## 목표
아래 기록의 모든 줄을 한 글자도 바꾸지 말고 그대로 옮겨 적으세요.
──────── 연습용 기록 ────────
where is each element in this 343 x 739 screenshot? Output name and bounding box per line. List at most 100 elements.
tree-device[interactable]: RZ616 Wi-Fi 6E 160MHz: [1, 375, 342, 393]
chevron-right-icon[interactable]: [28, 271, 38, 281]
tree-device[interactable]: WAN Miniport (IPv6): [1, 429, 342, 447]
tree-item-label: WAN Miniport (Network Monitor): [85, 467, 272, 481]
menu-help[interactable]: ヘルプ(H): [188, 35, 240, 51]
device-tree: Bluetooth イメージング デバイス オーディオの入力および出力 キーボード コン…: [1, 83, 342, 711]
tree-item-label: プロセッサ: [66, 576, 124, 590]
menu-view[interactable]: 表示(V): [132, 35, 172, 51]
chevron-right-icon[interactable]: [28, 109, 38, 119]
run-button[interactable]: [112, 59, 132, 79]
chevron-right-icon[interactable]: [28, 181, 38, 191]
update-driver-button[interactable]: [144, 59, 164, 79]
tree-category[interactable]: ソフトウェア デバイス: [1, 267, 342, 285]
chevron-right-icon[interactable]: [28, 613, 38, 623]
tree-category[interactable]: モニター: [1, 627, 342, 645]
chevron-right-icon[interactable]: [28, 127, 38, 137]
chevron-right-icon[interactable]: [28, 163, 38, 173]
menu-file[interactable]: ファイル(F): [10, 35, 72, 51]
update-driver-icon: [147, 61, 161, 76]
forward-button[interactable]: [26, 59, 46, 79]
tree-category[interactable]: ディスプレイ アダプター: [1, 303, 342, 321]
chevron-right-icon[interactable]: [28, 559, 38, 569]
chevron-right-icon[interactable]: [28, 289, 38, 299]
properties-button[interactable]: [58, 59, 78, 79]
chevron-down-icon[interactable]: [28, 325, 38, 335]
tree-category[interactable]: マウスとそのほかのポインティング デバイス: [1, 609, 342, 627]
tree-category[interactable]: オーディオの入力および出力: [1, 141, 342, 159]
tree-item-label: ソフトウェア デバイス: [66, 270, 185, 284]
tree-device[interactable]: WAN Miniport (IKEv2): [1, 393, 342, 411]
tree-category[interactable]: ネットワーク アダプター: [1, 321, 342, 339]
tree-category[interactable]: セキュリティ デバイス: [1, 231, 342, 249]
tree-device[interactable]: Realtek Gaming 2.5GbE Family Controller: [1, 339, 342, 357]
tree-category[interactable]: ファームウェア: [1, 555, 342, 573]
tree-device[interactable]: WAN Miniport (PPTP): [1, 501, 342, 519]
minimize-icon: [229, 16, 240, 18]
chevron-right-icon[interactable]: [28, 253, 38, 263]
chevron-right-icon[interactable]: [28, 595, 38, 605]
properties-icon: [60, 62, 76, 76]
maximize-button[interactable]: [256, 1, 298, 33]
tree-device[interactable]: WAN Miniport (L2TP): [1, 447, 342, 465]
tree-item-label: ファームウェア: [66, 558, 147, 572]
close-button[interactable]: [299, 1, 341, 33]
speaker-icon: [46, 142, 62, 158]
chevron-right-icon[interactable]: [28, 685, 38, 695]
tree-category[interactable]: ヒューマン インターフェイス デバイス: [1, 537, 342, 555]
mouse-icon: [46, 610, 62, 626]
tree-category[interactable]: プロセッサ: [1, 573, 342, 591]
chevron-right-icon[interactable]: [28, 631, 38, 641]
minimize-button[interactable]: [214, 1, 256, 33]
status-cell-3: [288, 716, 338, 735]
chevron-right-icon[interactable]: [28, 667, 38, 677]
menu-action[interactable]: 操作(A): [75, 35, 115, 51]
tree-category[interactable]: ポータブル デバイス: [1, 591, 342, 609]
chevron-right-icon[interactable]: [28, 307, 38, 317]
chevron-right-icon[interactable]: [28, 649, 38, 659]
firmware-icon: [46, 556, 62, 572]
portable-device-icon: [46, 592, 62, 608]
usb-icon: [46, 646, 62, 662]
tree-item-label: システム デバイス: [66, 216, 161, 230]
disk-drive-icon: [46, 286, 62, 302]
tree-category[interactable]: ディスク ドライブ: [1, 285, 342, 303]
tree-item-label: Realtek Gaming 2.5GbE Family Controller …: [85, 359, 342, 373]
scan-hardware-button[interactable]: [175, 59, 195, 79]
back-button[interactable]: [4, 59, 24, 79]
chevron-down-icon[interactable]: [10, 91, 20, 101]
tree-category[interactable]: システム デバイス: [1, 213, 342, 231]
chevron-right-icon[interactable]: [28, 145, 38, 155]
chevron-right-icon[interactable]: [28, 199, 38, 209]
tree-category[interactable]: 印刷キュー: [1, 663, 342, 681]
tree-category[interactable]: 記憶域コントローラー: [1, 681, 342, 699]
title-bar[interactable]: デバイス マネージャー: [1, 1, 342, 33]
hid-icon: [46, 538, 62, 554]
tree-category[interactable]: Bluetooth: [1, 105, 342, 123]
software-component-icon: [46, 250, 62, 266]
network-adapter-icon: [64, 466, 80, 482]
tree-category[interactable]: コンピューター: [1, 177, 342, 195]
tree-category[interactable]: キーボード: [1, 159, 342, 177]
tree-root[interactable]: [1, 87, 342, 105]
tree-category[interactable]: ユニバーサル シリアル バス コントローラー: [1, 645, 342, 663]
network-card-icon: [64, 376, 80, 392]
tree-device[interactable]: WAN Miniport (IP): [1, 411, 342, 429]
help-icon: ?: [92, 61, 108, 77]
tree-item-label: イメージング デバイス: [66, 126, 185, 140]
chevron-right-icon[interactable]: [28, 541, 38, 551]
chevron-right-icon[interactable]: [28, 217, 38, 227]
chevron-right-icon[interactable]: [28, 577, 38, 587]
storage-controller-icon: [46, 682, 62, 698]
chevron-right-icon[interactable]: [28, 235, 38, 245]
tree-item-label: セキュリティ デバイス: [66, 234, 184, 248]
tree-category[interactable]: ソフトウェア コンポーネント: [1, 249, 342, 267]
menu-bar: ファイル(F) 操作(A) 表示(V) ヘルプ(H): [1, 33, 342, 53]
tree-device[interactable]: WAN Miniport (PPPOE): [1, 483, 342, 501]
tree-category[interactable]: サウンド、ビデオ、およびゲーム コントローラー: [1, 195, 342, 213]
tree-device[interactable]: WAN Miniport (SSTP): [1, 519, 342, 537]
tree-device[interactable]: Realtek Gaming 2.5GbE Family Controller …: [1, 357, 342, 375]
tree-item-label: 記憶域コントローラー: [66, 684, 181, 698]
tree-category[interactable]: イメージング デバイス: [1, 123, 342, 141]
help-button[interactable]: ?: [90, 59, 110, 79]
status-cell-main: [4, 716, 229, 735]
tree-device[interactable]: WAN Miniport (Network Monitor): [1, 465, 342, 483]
────────
## 아래 풀이
where is each element in this 343 x 739 screenshot? Output name and bounding box per line. List at most 100 elements.
tree-device[interactable]: RZ616 Wi-Fi 6E 160MHz: [1, 375, 342, 393]
chevron-right-icon[interactable]: [28, 271, 38, 281]
tree-device[interactable]: WAN Miniport (IPv6): [1, 429, 342, 447]
tree-item-label: WAN Miniport (Network Monitor): [85, 467, 272, 481]
menu-help[interactable]: ヘルプ(H): [188, 35, 240, 51]
device-tree: Bluetooth イメージング デバイス オーディオの入力および出力 キーボード コン…: [1, 83, 342, 711]
tree-item-label: プロセッサ: [66, 576, 124, 590]
menu-view[interactable]: 表示(V): [132, 35, 172, 51]
chevron-right-icon[interactable]: [28, 109, 38, 119]
run-button[interactable]: [112, 59, 132, 79]
chevron-right-icon[interactable]: [28, 181, 38, 191]
update-driver-button[interactable]: [144, 59, 164, 79]
tree-category[interactable]: ソフトウェア デバイス: [1, 267, 342, 285]
chevron-right-icon[interactable]: [28, 613, 38, 623]
tree-category[interactable]: モニター: [1, 627, 342, 645]
chevron-right-icon[interactable]: [28, 127, 38, 137]
chevron-right-icon[interactable]: [28, 163, 38, 173]
menu-file[interactable]: ファイル(F): [10, 35, 72, 51]
update-driver-icon: [147, 61, 161, 76]
forward-button[interactable]: [26, 59, 46, 79]
tree-category[interactable]: ディスプレイ アダプター: [1, 303, 342, 321]
chevron-right-icon[interactable]: [28, 559, 38, 569]
chevron-right-icon[interactable]: [28, 289, 38, 299]
properties-button[interactable]: [58, 59, 78, 79]
chevron-down-icon[interactable]: [28, 325, 38, 335]
tree-category[interactable]: マウスとそのほかのポインティング デバイス: [1, 609, 342, 627]
tree-category[interactable]: オーディオの入力および出力: [1, 141, 342, 159]
tree-item-label: ソフトウェア デバイス: [66, 270, 185, 284]
tree-device[interactable]: WAN Miniport (IKEv2): [1, 393, 342, 411]
tree-category[interactable]: ネットワーク アダプター: [1, 321, 342, 339]
tree-category[interactable]: セキュリティ デバイス: [1, 231, 342, 249]
tree-device[interactable]: Realtek Gaming 2.5GbE Family Controller: [1, 339, 342, 357]
tree-category[interactable]: ファームウェア: [1, 555, 342, 573]
tree-device[interactable]: WAN Miniport (PPTP): [1, 501, 342, 519]
minimize-icon: [229, 16, 240, 18]
chevron-right-icon[interactable]: [28, 253, 38, 263]
chevron-right-icon[interactable]: [28, 595, 38, 605]
properties-icon: [60, 62, 76, 76]
maximize-button[interactable]: [256, 1, 298, 33]
tree-device[interactable]: WAN Miniport (L2TP): [1, 447, 342, 465]
tree-item-label: ファームウェア: [66, 558, 147, 572]
close-button[interactable]: [299, 1, 341, 33]
speaker-icon: [46, 142, 62, 158]
chevron-right-icon[interactable]: [28, 685, 38, 695]
tree-category[interactable]: ヒューマン インターフェイス デバイス: [1, 537, 342, 555]
mouse-icon: [46, 610, 62, 626]
tree-category[interactable]: プロセッサ: [1, 573, 342, 591]
chevron-right-icon[interactable]: [28, 631, 38, 641]
minimize-button[interactable]: [214, 1, 256, 33]
status-cell-3: [288, 716, 338, 735]
chevron-right-icon[interactable]: [28, 667, 38, 677]
menu-action[interactable]: 操作(A): [75, 35, 115, 51]
tree-category[interactable]: ポータブル デバイス: [1, 591, 342, 609]
chevron-right-icon[interactable]: [28, 307, 38, 317]
chevron-right-icon[interactable]: [28, 649, 38, 659]
firmware-icon: [46, 556, 62, 572]
portable-device-icon: [46, 592, 62, 608]
usb-icon: [46, 646, 62, 662]
tree-item-label: システム デバイス: [66, 216, 161, 230]
disk-drive-icon: [46, 286, 62, 302]
tree-category[interactable]: ディスク ドライブ: [1, 285, 342, 303]
tree-item-label: Realtek Gaming 2.5GbE Family Controller …: [85, 359, 342, 373]
scan-hardware-button[interactable]: [175, 59, 195, 79]
back-button[interactable]: [4, 59, 24, 79]
chevron-down-icon[interactable]: [10, 91, 20, 101]
tree-category[interactable]: システム デバイス: [1, 213, 342, 231]
chevron-right-icon[interactable]: [28, 145, 38, 155]
chevron-right-icon[interactable]: [28, 199, 38, 209]
tree-category[interactable]: 印刷キュー: [1, 663, 342, 681]
tree-category[interactable]: 記憶域コントローラー: [1, 681, 342, 699]
title-bar[interactable]: デバイス マネージャー: [1, 1, 342, 33]
hid-icon: [46, 538, 62, 554]
tree-category[interactable]: Bluetooth: [1, 105, 342, 123]
software-component-icon: [46, 250, 62, 266]
network-adapter-icon: [64, 466, 80, 482]
tree-category[interactable]: コンピューター: [1, 177, 342, 195]
tree-category[interactable]: キーボード: [1, 159, 342, 177]
tree-root[interactable]: [1, 87, 342, 105]
tree-category[interactable]: ユニバーサル シリアル バス コントローラー: [1, 645, 342, 663]
network-card-icon: [64, 376, 80, 392]
tree-device[interactable]: WAN Miniport (IP): [1, 411, 342, 429]
help-icon: ?: [92, 61, 108, 77]
tree-item-label: イメージング デバイス: [66, 126, 185, 140]
chevron-right-icon[interactable]: [28, 541, 38, 551]
chevron-right-icon[interactable]: [28, 217, 38, 227]
chevron-right-icon[interactable]: [28, 577, 38, 587]
storage-controller-icon: [46, 682, 62, 698]
chevron-right-icon[interactable]: [28, 235, 38, 245]
tree-item-label: セキュリティ デバイス: [66, 234, 184, 248]
tree-category[interactable]: ソフトウェア コンポーネント: [1, 249, 342, 267]
menu-bar: ファイル(F) 操作(A) 表示(V) ヘルプ(H): [1, 33, 342, 53]
tree-device[interactable]: WAN Miniport (PPPOE): [1, 483, 342, 501]
tree-category[interactable]: サウンド、ビデオ、およびゲーム コントローラー: [1, 195, 342, 213]
tree-device[interactable]: WAN Miniport (SSTP): [1, 519, 342, 537]
tree-device[interactable]: Realtek Gaming 2.5GbE Family Controller …: [1, 357, 342, 375]
tree-item-label: 記憶域コントローラー: [66, 684, 181, 698]
tree-category[interactable]: イメージング デバイス: [1, 123, 342, 141]
help-button[interactable]: ?: [90, 59, 110, 79]
status-cell-main: [4, 716, 229, 735]
tree-device[interactable]: WAN Miniport (Network Monitor): [1, 465, 342, 483]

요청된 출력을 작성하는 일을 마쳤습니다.